#### WORK REQUIRED:
Repeat all of the data precisely.

Data listing
☆ ☆ ☆ ☆
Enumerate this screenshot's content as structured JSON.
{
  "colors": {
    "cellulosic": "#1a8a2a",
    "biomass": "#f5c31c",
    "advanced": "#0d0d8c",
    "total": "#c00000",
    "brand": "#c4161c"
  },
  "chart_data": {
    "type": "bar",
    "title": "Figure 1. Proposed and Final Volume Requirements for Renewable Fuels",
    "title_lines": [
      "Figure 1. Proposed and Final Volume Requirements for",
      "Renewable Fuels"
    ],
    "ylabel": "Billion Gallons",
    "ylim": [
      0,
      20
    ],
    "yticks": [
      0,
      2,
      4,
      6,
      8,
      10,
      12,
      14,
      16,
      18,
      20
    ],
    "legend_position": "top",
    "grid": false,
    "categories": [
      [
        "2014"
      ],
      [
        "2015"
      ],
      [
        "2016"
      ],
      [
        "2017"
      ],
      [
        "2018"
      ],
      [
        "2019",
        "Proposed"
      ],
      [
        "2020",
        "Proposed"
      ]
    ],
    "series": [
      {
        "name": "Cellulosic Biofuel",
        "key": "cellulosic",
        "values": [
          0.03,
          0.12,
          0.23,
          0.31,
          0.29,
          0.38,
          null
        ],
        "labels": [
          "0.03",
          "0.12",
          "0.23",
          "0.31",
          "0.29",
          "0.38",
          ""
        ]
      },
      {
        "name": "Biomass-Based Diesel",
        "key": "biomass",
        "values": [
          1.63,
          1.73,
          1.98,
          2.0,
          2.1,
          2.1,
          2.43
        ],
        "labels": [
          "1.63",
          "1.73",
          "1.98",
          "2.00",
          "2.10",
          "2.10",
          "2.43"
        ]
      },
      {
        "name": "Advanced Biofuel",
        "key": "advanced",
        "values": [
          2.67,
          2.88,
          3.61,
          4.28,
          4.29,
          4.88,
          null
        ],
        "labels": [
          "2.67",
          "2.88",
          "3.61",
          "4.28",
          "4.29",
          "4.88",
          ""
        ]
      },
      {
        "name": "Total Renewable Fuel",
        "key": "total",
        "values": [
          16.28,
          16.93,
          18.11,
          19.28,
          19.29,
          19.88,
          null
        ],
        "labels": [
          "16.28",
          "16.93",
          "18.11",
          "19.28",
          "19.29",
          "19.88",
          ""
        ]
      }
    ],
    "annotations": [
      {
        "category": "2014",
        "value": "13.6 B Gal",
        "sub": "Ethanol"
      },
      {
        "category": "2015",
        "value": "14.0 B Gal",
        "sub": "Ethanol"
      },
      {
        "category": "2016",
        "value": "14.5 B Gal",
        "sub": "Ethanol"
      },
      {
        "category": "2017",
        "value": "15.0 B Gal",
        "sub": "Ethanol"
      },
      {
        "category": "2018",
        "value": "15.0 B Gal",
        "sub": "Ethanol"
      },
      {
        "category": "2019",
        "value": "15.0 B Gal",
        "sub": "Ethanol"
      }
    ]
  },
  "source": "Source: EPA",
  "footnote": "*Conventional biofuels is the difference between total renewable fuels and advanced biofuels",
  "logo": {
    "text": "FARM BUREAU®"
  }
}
☆ ☆ ☆ ☆
#### TASK OUTPUT:
Enumerate this screenshot's content as structured JSON.
{
  "colors": {
    "cellulosic": "#1a8a2a",
    "biomass": "#f5c31c",
    "advanced": "#0d0d8c",
    "total": "#c00000",
    "brand": "#c4161c"
  },
  "chart_data": {
    "type": "bar",
    "title": "Figure 1. Proposed and Final Volume Requirements for Renewable Fuels",
    "title_lines": [
      "Figure 1. Proposed and Final Volume Requirements for",
      "Renewable Fuels"
    ],
    "ylabel": "Billion Gallons",
    "ylim": [
      0,
      20
    ],
    "yticks": [
      0,
      2,
      4,
      6,
      8,
      10,
      12,
      14,
      16,
      18,
      20
    ],
    "legend_position": "top",
    "grid": false,
    "categories": [
      [
        "2014"
      ],
      [
        "2015"
      ],
      [
        "2016"
      ],
      [
        "2017"
      ],
      [
        "2018"
      ],
      [
        "2019",
        "Proposed"
      ],
      [
        "2020",
        "Proposed"
      ]
    ],
    "series": [
      {
        "name": "Cellulosic Biofuel",
        "key": "cellulosic",
        "values": [
          0.03,
          0.12,
          0.23,
          0.31,
          0.29,
          0.38,
          null
        ],
        "labels": [
          "0.03",
          "0.12",
          "0.23",
          "0.31",
          "0.29",
          "0.38",
          ""
        ]
      },
      {
        "name": "Biomass-Based Diesel",
        "key": "biomass",
        "values": [
          1.63,
          1.73,
          1.98,
          2.0,
          2.1,
          2.1,
          2.43
        ],
        "labels": [
          "1.63",
          "1.73",
          "1.98",
          "2.00",
          "2.10",
          "2.10",
          "2.43"
        ]
      },
      {
        "name": "Advanced Biofuel",
        "key": "advanced",
        "values": [
          2.67,
          2.88,
          3.61,
          4.28,
          4.29,
          4.88,
          null
        ],
        "labels": [
          "2.67",
          "2.88",
          "3.61",
          "4.28",
          "4.29",
          "4.88",
          ""
        ]
      },
      {
        "name": "Total Renewable Fuel",
        "key": "total",
        "values": [
          16.28,
          16.93,
          18.11,
          19.28,
          19.29,
          19.88,
          null
        ],
        "labels": [
          "16.28",
          "16.93",
          "18.11",
          "19.28",
          "19.29",
          "19.88",
          ""
        ]
      }
    ],
    "annotations": [
      {
        "category": "2014",
        "value": "13.6 B Gal",
        "sub": "Ethanol"
      },
      {
        "category": "2015",
        "value": "14.0 B Gal",
        "sub": "Ethanol"
      },
      {
        "category": "2016",
        "value": "14.5 B Gal",
        "sub": "Ethanol"
      },
      {
        "category": "2017",
        "value": "15.0 B Gal",
        "sub": "Ethanol"
      },
      {
        "category": "2018",
        "value": "15.0 B Gal",
        "sub": "Ethanol"
      },
      {
        "category": "2019",
        "value": "15.0 B Gal",
        "sub": "Ethanol"
      }
    ]
  },
  "source": "Source: EPA",
  "footnote": "*Conventional biofuels is the difference between total renewable fuels and advanced biofuels",
  "logo": {
    "text": "FARM BUREAU®"
  }
}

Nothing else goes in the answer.